→ **PROVIDED ENTRIES**
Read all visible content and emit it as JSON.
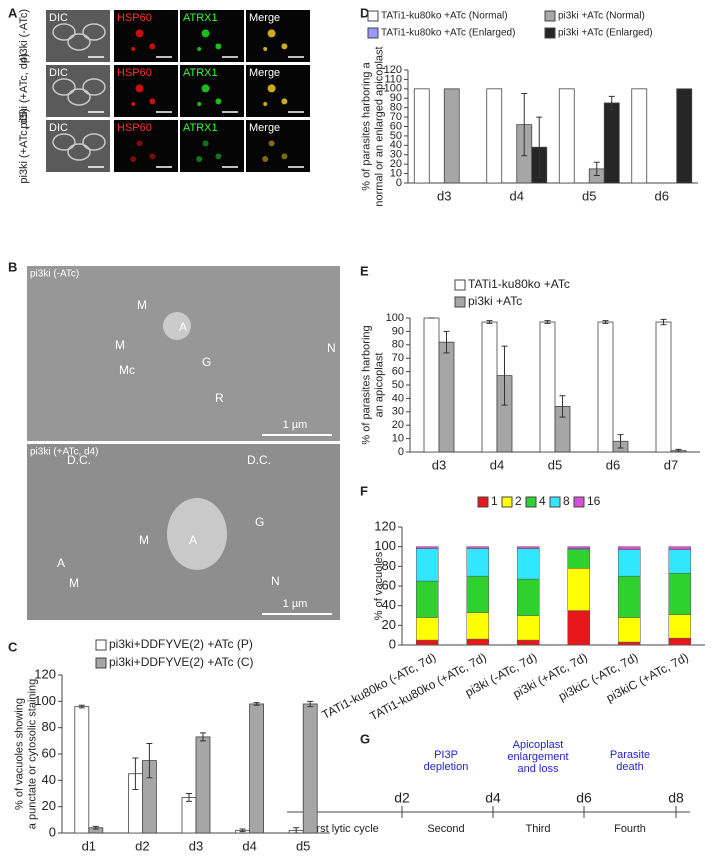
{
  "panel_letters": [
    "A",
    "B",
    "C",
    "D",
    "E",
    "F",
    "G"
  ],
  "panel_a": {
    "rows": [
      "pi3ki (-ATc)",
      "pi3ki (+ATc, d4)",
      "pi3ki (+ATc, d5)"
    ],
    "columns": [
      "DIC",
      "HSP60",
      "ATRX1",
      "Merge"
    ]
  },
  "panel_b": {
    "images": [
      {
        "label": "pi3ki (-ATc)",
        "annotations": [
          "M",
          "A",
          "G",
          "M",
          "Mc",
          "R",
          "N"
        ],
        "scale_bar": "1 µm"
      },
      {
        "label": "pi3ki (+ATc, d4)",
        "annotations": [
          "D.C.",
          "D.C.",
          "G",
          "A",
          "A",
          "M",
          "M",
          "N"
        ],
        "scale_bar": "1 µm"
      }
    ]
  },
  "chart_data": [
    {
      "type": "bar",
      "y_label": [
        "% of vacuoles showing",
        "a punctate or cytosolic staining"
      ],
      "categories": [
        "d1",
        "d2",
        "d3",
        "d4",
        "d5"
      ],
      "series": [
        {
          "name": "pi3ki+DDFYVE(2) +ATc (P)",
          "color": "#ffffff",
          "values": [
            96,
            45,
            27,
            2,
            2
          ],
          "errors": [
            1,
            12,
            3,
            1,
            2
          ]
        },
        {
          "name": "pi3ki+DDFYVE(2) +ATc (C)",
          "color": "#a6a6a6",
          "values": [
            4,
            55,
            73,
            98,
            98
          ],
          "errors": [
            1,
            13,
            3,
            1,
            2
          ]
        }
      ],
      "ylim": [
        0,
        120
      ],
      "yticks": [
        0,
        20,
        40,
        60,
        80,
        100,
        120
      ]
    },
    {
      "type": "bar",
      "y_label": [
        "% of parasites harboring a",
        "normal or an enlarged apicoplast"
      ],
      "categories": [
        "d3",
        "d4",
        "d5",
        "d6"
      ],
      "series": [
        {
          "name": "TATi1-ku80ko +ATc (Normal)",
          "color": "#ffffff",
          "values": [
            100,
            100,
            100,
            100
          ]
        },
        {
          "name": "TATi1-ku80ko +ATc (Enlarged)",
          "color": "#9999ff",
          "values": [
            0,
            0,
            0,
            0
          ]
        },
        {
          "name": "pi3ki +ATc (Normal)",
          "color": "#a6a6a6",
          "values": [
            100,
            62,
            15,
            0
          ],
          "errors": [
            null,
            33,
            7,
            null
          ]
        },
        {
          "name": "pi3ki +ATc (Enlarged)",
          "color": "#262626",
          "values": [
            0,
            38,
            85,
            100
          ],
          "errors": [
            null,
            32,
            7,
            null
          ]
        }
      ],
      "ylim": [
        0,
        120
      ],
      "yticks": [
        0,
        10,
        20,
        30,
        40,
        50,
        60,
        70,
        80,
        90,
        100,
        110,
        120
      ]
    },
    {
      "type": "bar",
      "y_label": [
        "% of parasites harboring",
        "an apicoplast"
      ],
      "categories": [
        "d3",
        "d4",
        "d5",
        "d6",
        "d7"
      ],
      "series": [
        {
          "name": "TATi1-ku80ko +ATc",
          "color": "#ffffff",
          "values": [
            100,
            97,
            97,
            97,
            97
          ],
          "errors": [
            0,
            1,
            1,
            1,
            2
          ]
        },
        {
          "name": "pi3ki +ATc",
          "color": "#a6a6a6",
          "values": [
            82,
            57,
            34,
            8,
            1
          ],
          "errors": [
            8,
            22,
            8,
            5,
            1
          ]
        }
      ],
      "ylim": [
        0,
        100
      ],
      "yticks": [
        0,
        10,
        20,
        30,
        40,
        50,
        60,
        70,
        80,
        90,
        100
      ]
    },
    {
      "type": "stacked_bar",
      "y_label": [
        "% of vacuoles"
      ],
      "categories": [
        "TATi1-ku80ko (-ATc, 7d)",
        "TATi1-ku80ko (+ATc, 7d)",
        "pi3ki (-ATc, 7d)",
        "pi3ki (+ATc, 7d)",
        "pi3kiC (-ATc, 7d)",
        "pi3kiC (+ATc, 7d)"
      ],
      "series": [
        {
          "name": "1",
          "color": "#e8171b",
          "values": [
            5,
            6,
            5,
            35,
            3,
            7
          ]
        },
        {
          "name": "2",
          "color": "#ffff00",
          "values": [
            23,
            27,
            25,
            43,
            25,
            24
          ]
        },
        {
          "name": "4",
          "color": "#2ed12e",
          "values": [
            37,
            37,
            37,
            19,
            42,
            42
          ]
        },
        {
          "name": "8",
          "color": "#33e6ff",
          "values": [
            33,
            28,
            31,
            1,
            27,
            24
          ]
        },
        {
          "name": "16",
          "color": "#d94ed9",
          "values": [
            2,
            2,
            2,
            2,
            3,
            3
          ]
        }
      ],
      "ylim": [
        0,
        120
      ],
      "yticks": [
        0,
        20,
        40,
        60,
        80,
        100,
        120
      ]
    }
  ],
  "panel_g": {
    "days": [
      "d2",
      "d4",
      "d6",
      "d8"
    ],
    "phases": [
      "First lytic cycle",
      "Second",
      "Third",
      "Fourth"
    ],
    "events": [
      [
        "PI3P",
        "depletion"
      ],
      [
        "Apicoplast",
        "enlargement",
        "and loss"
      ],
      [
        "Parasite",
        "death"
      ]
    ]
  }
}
---
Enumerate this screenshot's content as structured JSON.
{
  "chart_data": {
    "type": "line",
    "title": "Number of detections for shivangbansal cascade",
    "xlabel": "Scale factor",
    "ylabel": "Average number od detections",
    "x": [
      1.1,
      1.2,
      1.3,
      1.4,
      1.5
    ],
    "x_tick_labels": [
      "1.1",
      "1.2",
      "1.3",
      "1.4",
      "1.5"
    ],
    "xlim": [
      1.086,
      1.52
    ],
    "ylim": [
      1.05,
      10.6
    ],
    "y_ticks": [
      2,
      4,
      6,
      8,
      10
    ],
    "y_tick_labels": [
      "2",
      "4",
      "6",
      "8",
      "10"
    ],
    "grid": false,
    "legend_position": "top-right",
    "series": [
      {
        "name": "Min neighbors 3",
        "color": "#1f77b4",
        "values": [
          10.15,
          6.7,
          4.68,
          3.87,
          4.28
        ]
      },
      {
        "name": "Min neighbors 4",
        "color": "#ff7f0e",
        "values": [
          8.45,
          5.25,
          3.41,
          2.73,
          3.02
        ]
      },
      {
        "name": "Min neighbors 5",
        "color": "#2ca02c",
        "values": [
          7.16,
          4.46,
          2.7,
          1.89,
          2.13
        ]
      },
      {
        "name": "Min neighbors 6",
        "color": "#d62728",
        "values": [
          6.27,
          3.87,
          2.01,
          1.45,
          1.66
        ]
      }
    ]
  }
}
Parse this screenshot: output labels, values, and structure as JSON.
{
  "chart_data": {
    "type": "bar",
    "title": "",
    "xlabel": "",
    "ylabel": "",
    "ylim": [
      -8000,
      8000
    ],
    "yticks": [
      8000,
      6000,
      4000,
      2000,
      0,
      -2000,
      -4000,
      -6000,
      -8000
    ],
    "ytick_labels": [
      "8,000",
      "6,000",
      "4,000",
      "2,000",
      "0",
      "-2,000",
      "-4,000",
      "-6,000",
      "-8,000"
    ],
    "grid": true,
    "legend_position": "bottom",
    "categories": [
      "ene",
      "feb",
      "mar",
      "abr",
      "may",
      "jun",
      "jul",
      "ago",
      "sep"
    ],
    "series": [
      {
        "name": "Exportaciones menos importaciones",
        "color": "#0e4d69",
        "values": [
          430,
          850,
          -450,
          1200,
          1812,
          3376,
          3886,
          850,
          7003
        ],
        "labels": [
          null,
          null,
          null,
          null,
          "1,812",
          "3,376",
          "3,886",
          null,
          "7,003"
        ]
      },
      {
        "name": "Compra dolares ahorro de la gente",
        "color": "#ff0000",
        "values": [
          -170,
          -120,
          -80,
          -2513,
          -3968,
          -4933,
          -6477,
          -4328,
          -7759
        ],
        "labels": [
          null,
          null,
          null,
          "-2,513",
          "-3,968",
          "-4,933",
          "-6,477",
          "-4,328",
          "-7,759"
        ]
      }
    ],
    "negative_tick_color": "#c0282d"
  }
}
==
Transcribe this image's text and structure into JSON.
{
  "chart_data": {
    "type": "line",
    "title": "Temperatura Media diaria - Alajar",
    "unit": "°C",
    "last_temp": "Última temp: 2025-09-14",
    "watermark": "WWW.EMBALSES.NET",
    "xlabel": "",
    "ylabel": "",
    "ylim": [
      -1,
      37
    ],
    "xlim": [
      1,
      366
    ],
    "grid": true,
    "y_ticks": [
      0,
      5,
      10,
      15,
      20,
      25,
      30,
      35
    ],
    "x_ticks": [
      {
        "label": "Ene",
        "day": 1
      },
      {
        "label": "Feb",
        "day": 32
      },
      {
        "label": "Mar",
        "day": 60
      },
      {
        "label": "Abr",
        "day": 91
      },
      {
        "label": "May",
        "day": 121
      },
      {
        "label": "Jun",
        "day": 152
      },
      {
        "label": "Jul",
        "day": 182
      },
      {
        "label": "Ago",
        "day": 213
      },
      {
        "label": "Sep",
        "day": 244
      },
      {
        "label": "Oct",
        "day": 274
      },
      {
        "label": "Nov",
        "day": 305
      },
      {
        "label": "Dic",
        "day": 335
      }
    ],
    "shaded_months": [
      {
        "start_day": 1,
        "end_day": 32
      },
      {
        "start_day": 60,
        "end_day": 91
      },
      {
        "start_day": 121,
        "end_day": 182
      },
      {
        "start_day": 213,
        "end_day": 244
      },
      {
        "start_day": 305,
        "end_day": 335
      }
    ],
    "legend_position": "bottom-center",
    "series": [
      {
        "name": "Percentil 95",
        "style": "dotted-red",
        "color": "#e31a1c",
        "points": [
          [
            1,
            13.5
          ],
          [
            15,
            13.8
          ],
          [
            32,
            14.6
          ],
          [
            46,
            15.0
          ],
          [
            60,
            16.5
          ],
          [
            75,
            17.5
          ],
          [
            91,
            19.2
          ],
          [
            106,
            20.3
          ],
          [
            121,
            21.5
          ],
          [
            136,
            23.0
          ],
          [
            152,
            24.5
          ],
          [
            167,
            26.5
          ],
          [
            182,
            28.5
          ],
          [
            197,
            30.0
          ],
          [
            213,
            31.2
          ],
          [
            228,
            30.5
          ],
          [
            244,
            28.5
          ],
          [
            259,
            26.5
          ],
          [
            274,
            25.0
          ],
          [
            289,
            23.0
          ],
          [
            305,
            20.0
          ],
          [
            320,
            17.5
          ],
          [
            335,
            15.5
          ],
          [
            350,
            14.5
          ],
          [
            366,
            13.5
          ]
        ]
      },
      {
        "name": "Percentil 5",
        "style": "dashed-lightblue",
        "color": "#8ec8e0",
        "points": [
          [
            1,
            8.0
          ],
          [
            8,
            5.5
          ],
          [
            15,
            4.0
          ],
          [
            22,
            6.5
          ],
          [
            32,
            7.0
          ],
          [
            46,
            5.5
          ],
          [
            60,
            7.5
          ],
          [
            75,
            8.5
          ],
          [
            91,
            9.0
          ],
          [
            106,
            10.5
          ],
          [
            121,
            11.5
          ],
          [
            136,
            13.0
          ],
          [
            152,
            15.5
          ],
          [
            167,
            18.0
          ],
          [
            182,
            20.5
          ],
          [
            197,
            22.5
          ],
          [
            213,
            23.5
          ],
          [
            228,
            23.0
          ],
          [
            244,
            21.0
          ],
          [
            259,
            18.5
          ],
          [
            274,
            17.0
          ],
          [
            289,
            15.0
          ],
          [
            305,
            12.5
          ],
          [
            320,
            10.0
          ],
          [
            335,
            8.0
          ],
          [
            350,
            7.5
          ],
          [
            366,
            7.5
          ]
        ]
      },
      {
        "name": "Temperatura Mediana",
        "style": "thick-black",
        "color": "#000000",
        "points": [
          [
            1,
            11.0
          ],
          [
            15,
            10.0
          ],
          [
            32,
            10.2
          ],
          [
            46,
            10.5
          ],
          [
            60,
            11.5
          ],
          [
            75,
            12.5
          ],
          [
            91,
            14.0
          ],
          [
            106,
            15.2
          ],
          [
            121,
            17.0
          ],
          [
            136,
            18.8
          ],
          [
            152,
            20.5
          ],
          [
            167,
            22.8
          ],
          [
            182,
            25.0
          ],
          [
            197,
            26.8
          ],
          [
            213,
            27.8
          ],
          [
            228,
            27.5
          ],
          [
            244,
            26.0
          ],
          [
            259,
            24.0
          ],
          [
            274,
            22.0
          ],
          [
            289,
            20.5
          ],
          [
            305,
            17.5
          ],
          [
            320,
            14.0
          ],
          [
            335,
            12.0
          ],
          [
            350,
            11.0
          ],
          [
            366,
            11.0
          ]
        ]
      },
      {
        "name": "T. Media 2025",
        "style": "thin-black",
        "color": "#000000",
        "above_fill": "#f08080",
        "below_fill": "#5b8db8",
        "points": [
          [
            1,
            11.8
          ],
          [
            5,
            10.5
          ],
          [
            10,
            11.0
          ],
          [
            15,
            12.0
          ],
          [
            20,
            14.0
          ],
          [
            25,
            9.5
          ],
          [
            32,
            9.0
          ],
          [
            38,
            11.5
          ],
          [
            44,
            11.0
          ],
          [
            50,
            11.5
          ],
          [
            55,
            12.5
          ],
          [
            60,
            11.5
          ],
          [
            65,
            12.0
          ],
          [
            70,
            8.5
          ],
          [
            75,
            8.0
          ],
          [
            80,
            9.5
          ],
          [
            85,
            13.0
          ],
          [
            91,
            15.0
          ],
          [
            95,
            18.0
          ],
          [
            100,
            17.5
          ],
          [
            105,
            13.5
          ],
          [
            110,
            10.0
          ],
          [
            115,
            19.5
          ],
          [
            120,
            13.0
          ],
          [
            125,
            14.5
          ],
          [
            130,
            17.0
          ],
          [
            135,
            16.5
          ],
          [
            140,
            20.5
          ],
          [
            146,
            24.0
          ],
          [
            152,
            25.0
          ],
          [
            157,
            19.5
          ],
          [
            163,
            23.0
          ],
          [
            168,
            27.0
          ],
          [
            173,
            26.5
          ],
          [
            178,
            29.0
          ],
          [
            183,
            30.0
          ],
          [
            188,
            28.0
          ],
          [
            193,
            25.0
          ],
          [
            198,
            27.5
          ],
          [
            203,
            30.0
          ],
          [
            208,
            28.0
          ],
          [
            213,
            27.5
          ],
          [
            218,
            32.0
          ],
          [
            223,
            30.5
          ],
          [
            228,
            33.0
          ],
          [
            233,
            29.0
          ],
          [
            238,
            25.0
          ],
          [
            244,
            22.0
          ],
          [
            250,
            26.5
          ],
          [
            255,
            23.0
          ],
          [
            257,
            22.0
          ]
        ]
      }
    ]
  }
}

→ **GIVEN EXERCISE**
Among the entries, how many lines contain the string "title"? Give the number without anything else.

→ **TASK ANSWER**
3